● Aim
Only a number is expected: how many lines in the data below contain the word "this".

● Records
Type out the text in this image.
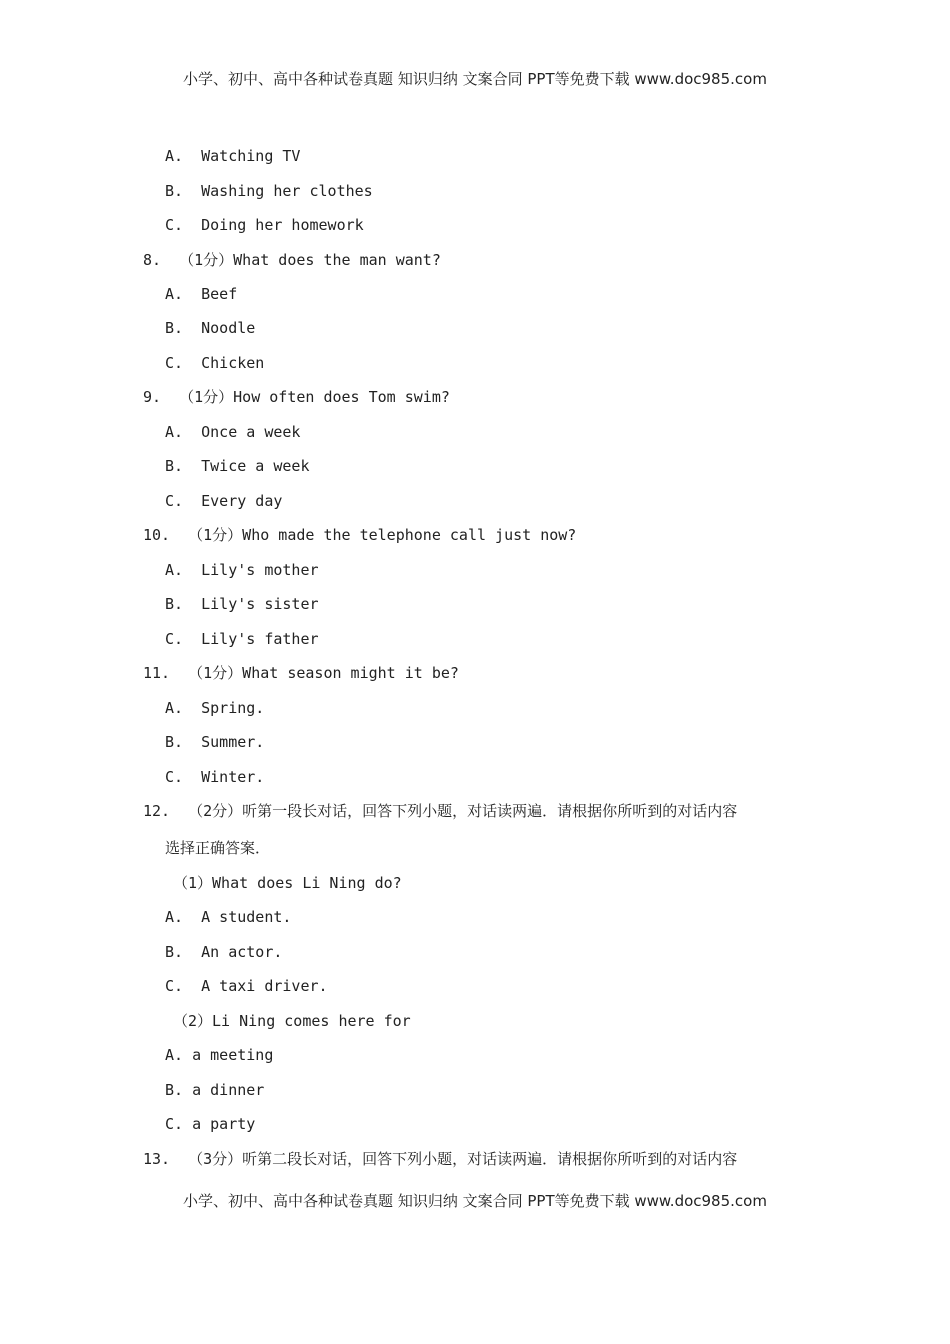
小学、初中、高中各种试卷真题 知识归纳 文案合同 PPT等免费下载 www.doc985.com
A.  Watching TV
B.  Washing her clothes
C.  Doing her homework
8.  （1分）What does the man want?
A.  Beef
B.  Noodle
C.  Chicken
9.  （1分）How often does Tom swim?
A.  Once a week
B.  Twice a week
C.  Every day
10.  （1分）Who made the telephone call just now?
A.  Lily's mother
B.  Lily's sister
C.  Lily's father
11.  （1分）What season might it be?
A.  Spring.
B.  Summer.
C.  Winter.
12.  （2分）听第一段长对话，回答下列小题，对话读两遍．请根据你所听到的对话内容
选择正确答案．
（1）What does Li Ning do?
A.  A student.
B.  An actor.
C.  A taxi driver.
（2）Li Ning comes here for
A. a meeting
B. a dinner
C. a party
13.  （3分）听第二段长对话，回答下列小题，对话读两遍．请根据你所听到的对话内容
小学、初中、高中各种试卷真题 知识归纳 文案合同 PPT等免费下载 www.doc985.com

---

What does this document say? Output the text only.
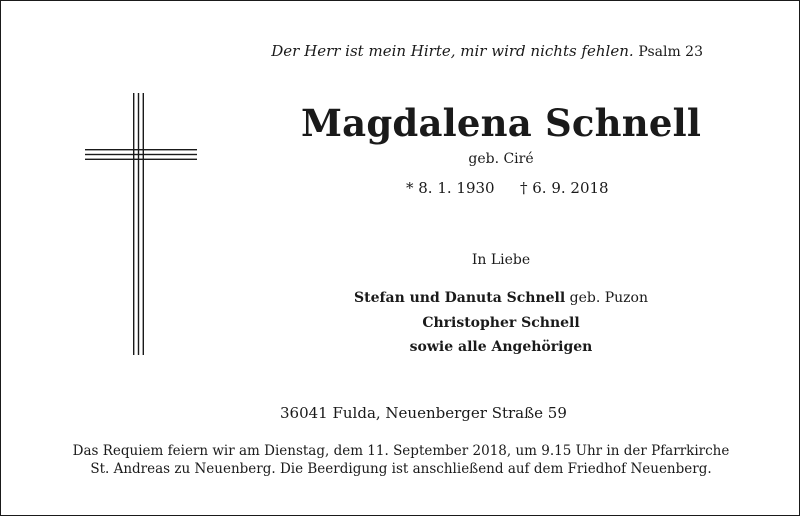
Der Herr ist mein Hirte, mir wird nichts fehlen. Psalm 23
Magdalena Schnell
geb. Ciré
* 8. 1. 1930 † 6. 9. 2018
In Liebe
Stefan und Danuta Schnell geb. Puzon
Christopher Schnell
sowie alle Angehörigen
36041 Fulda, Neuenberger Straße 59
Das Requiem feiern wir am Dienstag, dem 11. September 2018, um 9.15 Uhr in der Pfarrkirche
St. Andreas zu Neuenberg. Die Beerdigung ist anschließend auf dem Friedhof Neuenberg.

● Result
2